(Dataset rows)
== == ==
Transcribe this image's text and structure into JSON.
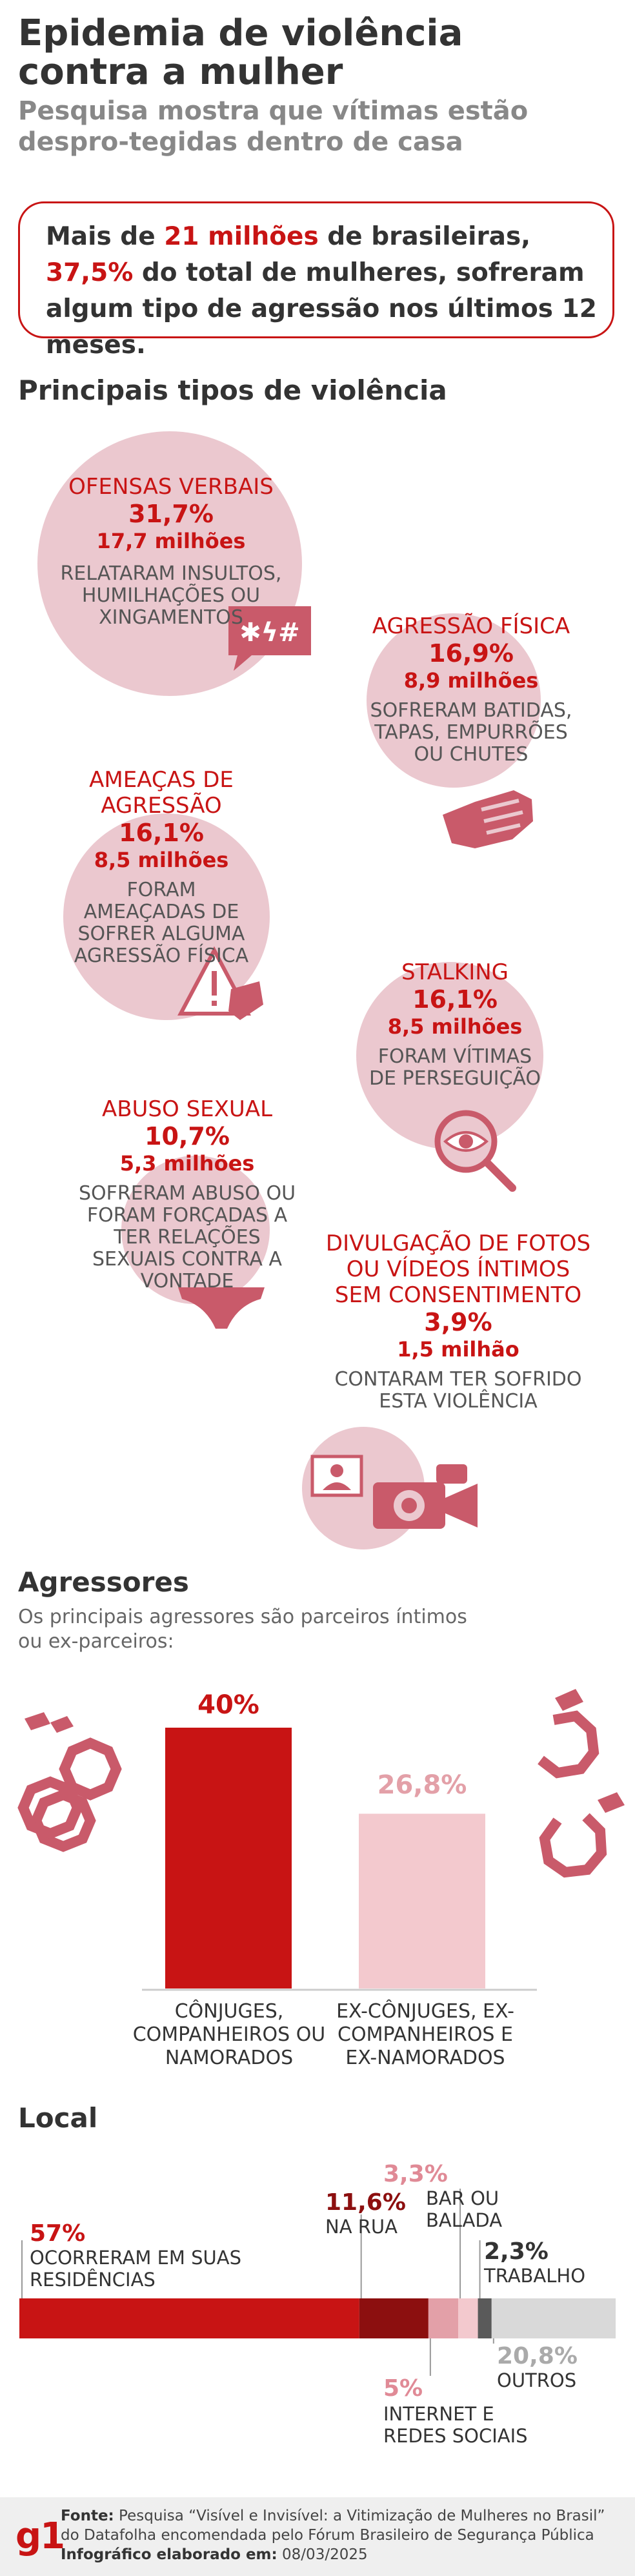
{
  "header": {
    "title": "Epidemia de violência contra a mulher",
    "subtitle": "Pesquisa mostra que vítimas estão despro-tegidas dentro de casa"
  },
  "callout": {
    "part1": "Mais de ",
    "highlight1": "21 milhões",
    "part2": " de brasileiras, ",
    "highlight2": "37,5%",
    "part3": " do total de mulheres, sofreram algum tipo de agressão nos últimos 12 meses."
  },
  "violence": {
    "title": "Principais tipos de violência",
    "items": [
      {
        "category": "OFENSAS VERBAIS",
        "percent": "31,7%",
        "absolute": "17,7 milhões",
        "description": "RELATARAM INSULTOS, HUMILHAÇÕES OU XINGAMENTOS",
        "icon": "speech-bubble-icon",
        "icon_text": "✱ϟ#"
      },
      {
        "category": "AGRESSÃO FÍSICA",
        "percent": "16,9%",
        "absolute": "8,9 milhões",
        "description": "SOFRERAM BATIDAS, TAPAS, EMPURRÕES OU CHUTES",
        "icon": "fist-icon"
      },
      {
        "category": "AMEAÇAS DE AGRESSÃO",
        "percent": "16,1%",
        "absolute": "8,5 milhões",
        "description": "FORAM AMEAÇADAS DE SOFRER ALGUMA AGRESSÃO FÍSICA",
        "icon": "warning-icon"
      },
      {
        "category": "STALKING",
        "percent": "16,1%",
        "absolute": "8,5 milhões",
        "description": "FORAM VÍTIMAS DE PERSEGUIÇÃO",
        "icon": "magnifier-eye-icon"
      },
      {
        "category": "ABUSO SEXUAL",
        "percent": "10,7%",
        "absolute": "5,3 milhões",
        "description": "SOFRERAM ABUSO OU FORAM FORÇADAS A TER RELAÇÕES SEXUAIS CONTRA A VONTADE",
        "icon": "underwear-icon"
      },
      {
        "category": "DIVULGAÇÃO DE FOTOS OU VÍDEOS ÍNTIMOS SEM CONSENTIMENTO",
        "percent": "3,9%",
        "absolute": "1,5 milhão",
        "description": "CONTARAM TER SOFRIDO ESTA VIOLÊNCIA",
        "icon": "camera-photo-icon"
      }
    ]
  },
  "aggressors": {
    "title": "Agressores",
    "description": "Os principais agressores são parceiros íntimos ou ex-parceiros:"
  },
  "location": {
    "title": "Local"
  },
  "chart_data": [
    {
      "type": "bar",
      "categories": [
        "CÔNJUGES, COMPANHEIROS OU NAMORADOS",
        "EX-CÔNJUGES, EX-COMPANHEIROS E EX-NAMORADOS"
      ],
      "values": [
        40,
        26.8
      ],
      "value_labels": [
        "40%",
        "26,8%"
      ],
      "colors": [
        "#c81414",
        "#f3c9ce"
      ],
      "ylim": [
        0,
        40
      ]
    },
    {
      "type": "bar",
      "orientation": "horizontal-stacked",
      "categories": [
        "OCORRERAM EM SUAS RESIDÊNCIAS",
        "NA RUA",
        "INTERNET E REDES SOCIAIS",
        "BAR OU BALADA",
        "TRABALHO",
        "OUTROS"
      ],
      "values": [
        57,
        11.6,
        5,
        3.3,
        2.3,
        20.8
      ],
      "value_labels": [
        "57%",
        "11,6%",
        "5%",
        "3,3%",
        "2,3%",
        "20,8%"
      ],
      "colors": [
        "#c81414",
        "#8c0f0f",
        "#e3a0a8",
        "#f3c9ce",
        "#5a5a5a",
        "#d9d9d9"
      ]
    }
  ],
  "footer": {
    "logo": "g1",
    "source_label": "Fonte:",
    "source_text": " Pesquisa “Visível e Invisível: a Vitimização de Mulheres no Brasil” do Datafolha encomendada pelo Fórum Brasileiro de Segurança Pública",
    "date_label": "Infográfico elaborado em:",
    "date_text": " 08/03/2025"
  }
}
== == ==
Prompt =
Go through the entries and return each line where the word "category" appears.

Output of the exercise =
        "category": "OFENSAS VERBAIS",
        "category": "AGRESSÃO FÍSICA",
        "category": "AMEAÇAS DE AGRESSÃO",
        "category": "STALKING",
        "category": "ABUSO SEXUAL",
        "category": "DIVULGAÇÃO DE FOTOS OU VÍDEOS ÍNTIMOS SEM CONSENTIMENTO",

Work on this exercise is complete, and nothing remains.